Stated task » Can you transcribe every entry word for word, skipping the images?

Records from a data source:
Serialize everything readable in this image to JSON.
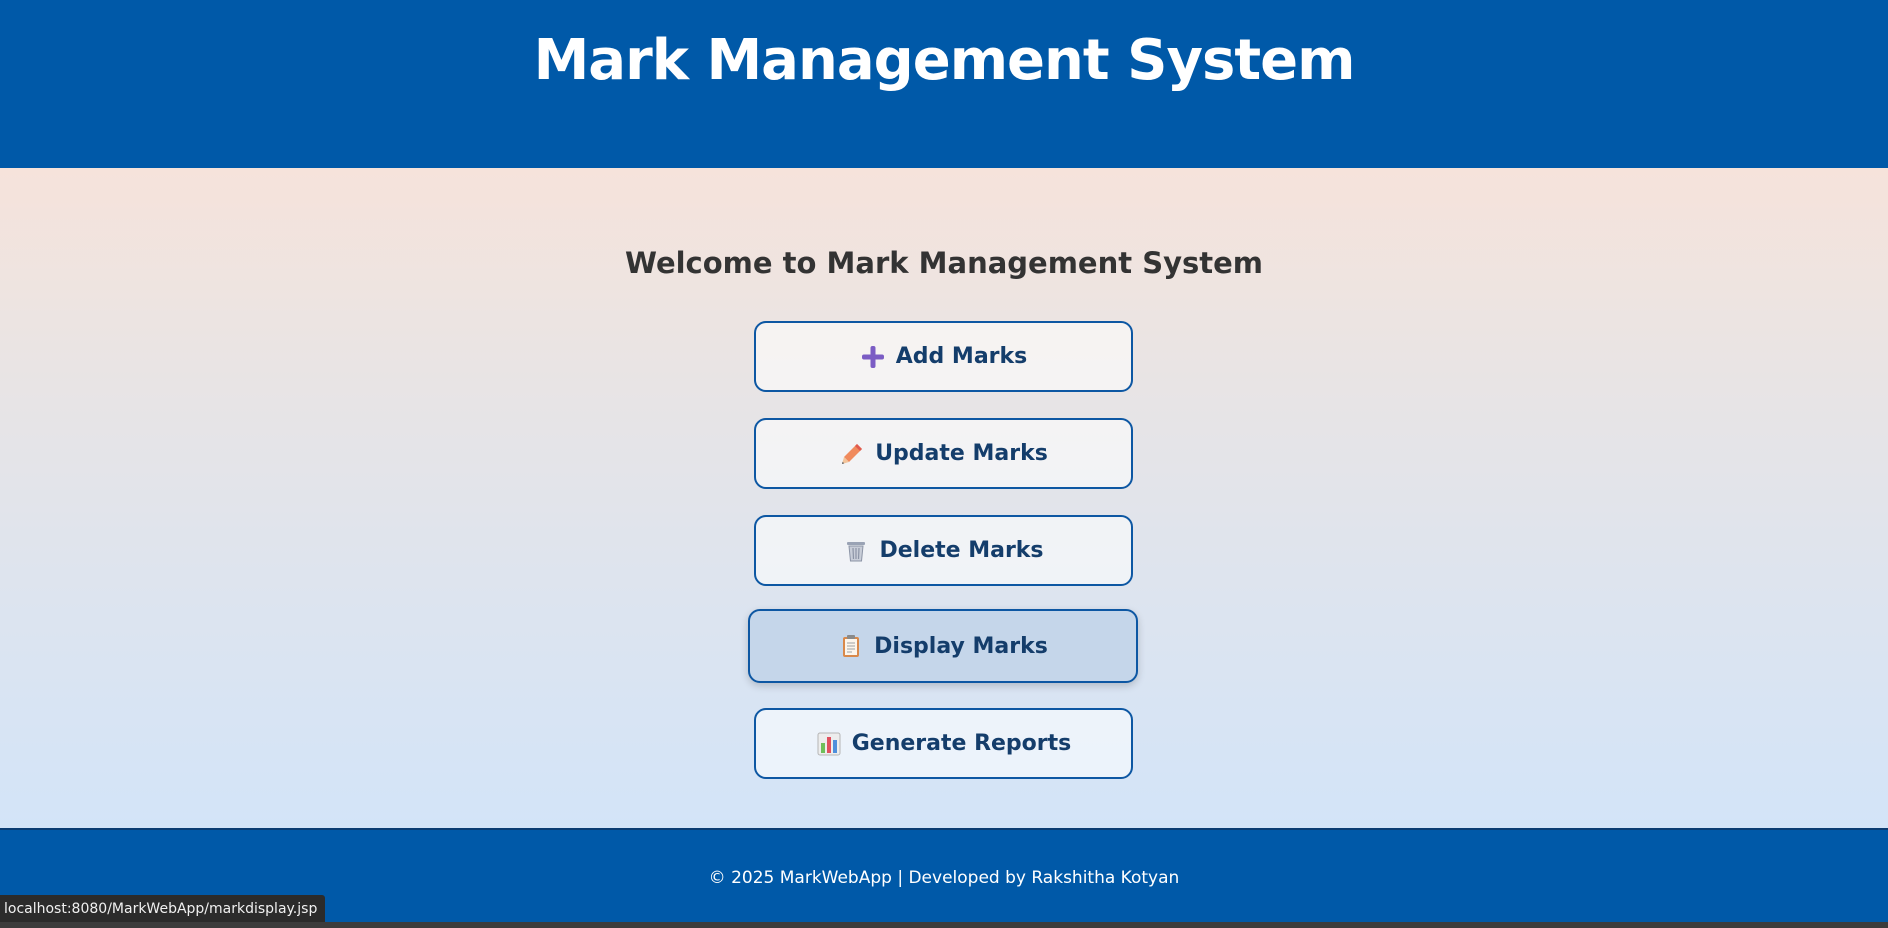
{
  "header": {
    "title": "Mark Management System"
  },
  "main": {
    "welcome": "Welcome to Mark Management System",
    "buttons": [
      {
        "label": "Add Marks",
        "icon": "plus-icon"
      },
      {
        "label": "Update Marks",
        "icon": "pencil-icon"
      },
      {
        "label": "Delete Marks",
        "icon": "trash-icon"
      },
      {
        "label": "Display Marks",
        "icon": "clipboard-icon",
        "hovered": true
      },
      {
        "label": "Generate Reports",
        "icon": "bar-chart-icon"
      }
    ]
  },
  "footer": {
    "text": "© 2025 MarkWebApp | Developed by Rakshitha Kotyan"
  },
  "status_bar": {
    "url": "localhost:8080/MarkWebApp/markdisplay.jsp"
  },
  "colors": {
    "header_bg": "#0059a8",
    "button_border": "#0d57a3",
    "button_text": "#143d6b",
    "hover_bg": "#c5d6ea"
  }
}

Solution »
Serialize everything readable in this image to JSON.
{
  "header": {
    "title": "Mark Management System"
  },
  "main": {
    "welcome": "Welcome to Mark Management System",
    "buttons": [
      {
        "label": "Add Marks",
        "icon": "plus-icon"
      },
      {
        "label": "Update Marks",
        "icon": "pencil-icon"
      },
      {
        "label": "Delete Marks",
        "icon": "trash-icon"
      },
      {
        "label": "Display Marks",
        "icon": "clipboard-icon",
        "hovered": true
      },
      {
        "label": "Generate Reports",
        "icon": "bar-chart-icon"
      }
    ]
  },
  "footer": {
    "text": "© 2025 MarkWebApp | Developed by Rakshitha Kotyan"
  },
  "status_bar": {
    "url": "localhost:8080/MarkWebApp/markdisplay.jsp"
  },
  "colors": {
    "header_bg": "#0059a8",
    "button_border": "#0d57a3",
    "button_text": "#143d6b",
    "hover_bg": "#c5d6ea"
  }
}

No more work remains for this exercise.